• **WHAT YOU ARE ASKED TO DO**:
Records follow. Copy every line with "author".

• **SUPPLIED ENTRIES**:

━━━━━━━━━━━━━━━━━━━━

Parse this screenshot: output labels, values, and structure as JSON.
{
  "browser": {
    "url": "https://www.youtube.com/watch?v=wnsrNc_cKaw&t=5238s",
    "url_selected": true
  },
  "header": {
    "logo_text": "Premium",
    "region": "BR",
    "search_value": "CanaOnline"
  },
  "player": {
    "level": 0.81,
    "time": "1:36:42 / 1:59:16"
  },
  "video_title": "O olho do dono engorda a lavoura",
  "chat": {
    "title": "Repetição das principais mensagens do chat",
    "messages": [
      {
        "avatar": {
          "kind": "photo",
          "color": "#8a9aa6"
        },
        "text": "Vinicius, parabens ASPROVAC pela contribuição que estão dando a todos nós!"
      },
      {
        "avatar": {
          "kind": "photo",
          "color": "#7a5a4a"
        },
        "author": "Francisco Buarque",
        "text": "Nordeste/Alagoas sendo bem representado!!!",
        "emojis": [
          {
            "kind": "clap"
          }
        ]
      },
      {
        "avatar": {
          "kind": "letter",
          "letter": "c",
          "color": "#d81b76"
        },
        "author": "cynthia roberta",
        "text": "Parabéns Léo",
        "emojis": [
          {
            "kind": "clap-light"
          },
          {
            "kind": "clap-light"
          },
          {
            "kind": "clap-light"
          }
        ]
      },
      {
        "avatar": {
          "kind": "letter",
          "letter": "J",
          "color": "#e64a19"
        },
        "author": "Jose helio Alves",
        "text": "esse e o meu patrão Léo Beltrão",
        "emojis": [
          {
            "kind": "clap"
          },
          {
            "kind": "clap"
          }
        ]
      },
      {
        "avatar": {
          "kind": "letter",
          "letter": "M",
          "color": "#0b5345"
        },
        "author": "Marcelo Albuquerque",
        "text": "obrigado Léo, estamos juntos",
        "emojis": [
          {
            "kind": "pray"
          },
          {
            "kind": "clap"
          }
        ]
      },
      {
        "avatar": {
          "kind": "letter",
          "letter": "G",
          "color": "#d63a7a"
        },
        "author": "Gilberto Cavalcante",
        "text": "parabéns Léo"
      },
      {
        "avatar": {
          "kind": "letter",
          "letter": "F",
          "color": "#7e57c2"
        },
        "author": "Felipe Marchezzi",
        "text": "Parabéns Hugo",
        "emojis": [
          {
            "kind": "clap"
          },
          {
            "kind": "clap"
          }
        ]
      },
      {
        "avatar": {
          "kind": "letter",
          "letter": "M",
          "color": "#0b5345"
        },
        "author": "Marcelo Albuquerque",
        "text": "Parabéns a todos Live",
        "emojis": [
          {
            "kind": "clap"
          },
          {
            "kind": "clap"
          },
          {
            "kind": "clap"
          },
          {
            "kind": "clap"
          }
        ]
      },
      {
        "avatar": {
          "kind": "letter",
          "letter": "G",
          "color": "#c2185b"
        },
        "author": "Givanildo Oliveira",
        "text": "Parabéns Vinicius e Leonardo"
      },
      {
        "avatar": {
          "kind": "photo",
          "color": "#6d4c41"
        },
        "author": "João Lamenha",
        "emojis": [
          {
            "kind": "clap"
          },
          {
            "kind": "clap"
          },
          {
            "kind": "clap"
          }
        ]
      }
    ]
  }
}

━━━━━━━━━━━━━━━━━━━━

• **ANSWER TO THE TASK**:
        "author": "Francisco Buarque",
        "author": "cynthia roberta",
        "author": "Jose helio Alves",
        "author": "Marcelo Albuquerque",
        "author": "Gilberto Cavalcante",
        "author": "Felipe Marchezzi",
        "author": "Marcelo Albuquerque",
        "author": "Givanildo Oliveira",
        "author": "João Lamenha",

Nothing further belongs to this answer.